Objective> Of the lines listed below, how many contain the string "this"? Answer with the number alone.

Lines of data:
■ ■ ■ ■ ■ ■ ■

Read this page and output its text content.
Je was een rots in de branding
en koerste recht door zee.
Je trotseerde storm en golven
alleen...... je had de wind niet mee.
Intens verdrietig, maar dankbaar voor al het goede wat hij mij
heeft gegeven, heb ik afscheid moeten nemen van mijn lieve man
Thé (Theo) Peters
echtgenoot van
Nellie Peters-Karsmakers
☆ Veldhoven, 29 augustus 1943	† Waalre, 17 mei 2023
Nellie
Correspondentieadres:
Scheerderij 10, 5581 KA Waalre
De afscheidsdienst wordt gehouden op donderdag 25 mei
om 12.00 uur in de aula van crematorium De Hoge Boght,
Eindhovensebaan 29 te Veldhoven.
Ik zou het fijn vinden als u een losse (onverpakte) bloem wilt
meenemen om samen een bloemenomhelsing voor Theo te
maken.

■ ■ ■ ■ ■ ■ ■

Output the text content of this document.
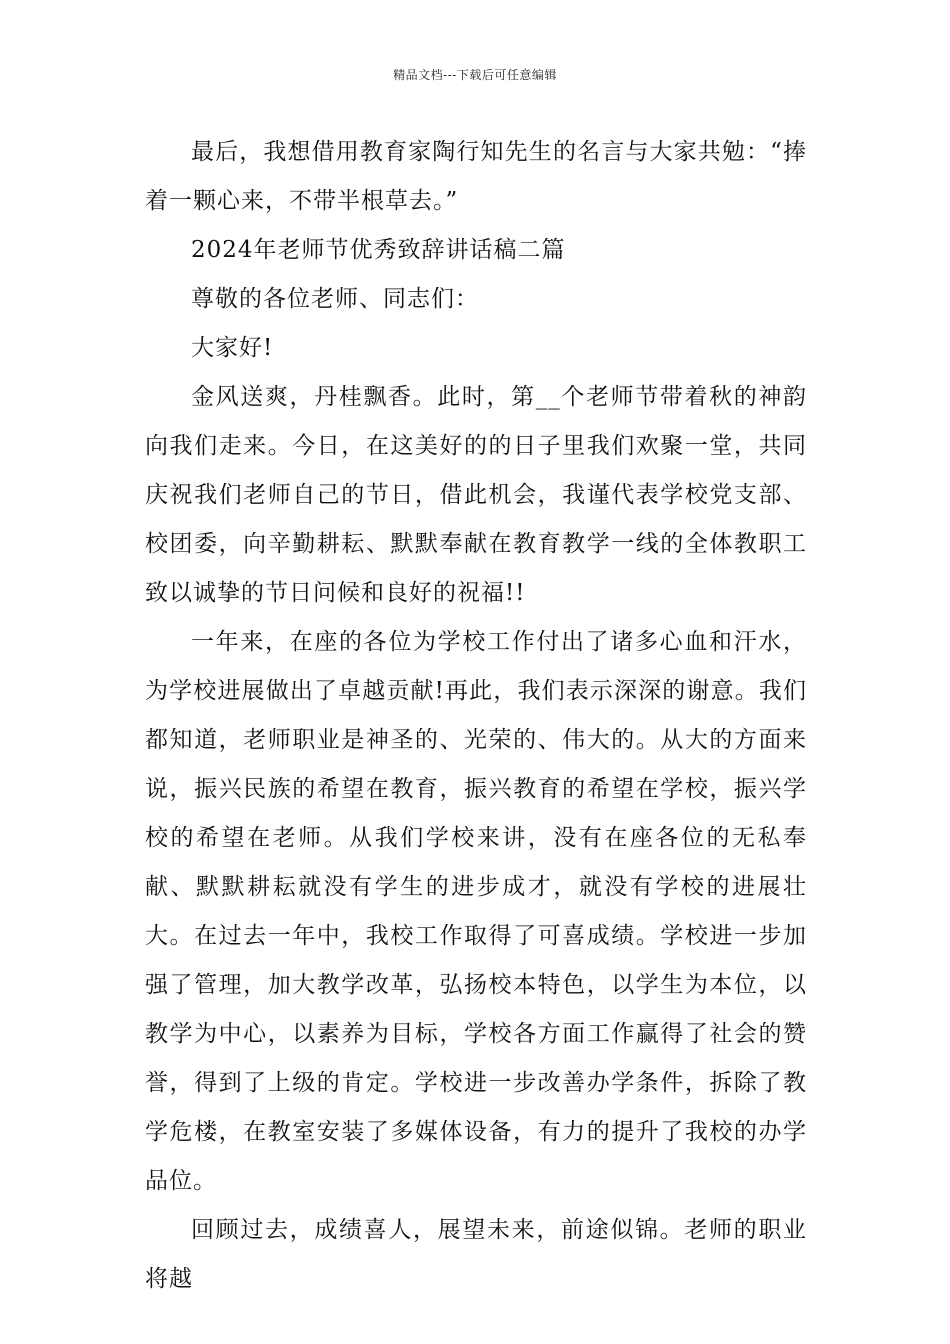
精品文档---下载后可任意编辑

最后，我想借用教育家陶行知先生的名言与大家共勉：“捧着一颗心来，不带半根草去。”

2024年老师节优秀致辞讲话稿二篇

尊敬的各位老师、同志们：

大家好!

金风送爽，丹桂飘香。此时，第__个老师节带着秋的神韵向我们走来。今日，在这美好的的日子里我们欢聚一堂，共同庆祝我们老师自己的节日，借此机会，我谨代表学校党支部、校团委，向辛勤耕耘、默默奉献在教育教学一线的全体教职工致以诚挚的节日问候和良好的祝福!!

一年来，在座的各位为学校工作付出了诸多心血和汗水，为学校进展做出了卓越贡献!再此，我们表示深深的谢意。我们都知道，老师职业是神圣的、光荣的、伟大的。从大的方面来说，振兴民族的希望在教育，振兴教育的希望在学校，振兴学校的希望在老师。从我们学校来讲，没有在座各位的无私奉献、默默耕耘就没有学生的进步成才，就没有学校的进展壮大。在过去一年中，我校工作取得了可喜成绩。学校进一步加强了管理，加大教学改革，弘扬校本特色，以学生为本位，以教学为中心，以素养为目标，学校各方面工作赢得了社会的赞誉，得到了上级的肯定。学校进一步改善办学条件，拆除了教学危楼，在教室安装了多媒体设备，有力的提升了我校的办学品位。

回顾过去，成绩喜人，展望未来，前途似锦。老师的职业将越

■ ■ ■ ■ ■ ■ ■

Exercise solution> 2